◆ **Raw records**
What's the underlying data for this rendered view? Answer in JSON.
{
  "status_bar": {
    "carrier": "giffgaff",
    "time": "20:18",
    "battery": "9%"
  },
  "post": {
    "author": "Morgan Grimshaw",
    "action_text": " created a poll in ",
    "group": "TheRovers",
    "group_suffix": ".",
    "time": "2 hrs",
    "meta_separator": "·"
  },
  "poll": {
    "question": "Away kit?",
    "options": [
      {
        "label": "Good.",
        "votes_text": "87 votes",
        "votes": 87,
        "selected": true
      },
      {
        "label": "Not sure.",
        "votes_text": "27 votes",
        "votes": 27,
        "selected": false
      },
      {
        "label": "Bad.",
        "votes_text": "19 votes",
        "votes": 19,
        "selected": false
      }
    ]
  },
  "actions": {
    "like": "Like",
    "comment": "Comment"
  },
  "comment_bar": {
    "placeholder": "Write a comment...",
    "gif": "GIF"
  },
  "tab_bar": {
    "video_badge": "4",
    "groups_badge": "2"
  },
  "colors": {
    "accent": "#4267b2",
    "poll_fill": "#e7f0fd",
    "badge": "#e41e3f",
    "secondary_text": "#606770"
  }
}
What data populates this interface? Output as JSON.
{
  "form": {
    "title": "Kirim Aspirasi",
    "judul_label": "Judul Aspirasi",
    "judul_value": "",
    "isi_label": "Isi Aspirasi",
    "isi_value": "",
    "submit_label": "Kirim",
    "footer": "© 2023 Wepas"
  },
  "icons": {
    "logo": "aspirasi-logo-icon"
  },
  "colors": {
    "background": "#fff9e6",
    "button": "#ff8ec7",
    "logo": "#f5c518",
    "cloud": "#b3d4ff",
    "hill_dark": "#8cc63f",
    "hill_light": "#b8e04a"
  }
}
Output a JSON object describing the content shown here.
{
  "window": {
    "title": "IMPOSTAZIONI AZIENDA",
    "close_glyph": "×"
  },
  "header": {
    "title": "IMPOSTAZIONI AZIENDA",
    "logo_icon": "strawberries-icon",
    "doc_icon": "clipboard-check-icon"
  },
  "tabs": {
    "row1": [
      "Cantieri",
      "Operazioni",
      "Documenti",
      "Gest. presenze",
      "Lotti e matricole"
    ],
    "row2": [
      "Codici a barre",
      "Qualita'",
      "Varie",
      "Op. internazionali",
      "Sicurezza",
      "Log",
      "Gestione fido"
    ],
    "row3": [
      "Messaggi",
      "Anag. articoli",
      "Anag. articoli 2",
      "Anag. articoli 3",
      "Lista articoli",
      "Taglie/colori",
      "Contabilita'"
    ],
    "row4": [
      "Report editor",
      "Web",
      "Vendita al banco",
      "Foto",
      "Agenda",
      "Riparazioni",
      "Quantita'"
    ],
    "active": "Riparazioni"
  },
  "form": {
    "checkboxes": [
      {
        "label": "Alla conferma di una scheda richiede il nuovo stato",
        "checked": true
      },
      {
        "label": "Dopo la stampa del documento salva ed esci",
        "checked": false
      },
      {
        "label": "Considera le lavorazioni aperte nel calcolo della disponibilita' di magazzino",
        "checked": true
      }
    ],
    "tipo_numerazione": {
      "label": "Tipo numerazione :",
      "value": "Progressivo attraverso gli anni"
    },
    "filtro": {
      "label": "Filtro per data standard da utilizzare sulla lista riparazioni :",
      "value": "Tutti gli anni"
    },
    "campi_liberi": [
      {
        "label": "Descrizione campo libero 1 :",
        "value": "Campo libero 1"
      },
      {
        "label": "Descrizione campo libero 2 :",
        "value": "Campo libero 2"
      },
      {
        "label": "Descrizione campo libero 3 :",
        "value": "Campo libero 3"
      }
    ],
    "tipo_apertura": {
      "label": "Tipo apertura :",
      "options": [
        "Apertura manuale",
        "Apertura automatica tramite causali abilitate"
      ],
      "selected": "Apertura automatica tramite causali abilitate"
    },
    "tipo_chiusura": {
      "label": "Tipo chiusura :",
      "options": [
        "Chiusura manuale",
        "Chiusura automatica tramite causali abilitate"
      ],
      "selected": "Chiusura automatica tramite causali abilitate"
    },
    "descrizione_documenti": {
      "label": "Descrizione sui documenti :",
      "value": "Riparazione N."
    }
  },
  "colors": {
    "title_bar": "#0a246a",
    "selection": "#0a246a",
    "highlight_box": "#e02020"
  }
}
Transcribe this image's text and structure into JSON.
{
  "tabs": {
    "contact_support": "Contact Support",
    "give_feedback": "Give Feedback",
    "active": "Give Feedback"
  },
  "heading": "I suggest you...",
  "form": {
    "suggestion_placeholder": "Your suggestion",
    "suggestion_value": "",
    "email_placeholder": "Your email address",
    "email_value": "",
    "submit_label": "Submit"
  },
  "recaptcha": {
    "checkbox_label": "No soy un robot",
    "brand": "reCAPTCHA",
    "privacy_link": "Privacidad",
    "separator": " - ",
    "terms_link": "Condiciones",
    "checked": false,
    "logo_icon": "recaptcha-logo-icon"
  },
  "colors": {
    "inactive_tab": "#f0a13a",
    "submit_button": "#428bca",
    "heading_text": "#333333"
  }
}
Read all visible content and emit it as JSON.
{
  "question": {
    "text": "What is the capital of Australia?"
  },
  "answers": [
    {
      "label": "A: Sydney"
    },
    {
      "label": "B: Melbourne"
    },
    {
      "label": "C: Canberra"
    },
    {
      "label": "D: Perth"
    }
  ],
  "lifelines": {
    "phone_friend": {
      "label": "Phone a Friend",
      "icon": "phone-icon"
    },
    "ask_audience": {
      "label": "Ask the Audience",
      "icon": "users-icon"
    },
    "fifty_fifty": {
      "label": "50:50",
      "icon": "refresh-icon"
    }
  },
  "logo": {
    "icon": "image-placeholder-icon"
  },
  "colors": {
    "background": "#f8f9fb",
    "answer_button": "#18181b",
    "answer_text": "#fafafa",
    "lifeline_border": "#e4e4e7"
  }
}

◆ **WHAT YOU SHOULD DO**
Tally the lines in this data that hold the word "anni" and state only the count.

◆ **REPLY TO THE EXERCISE**
2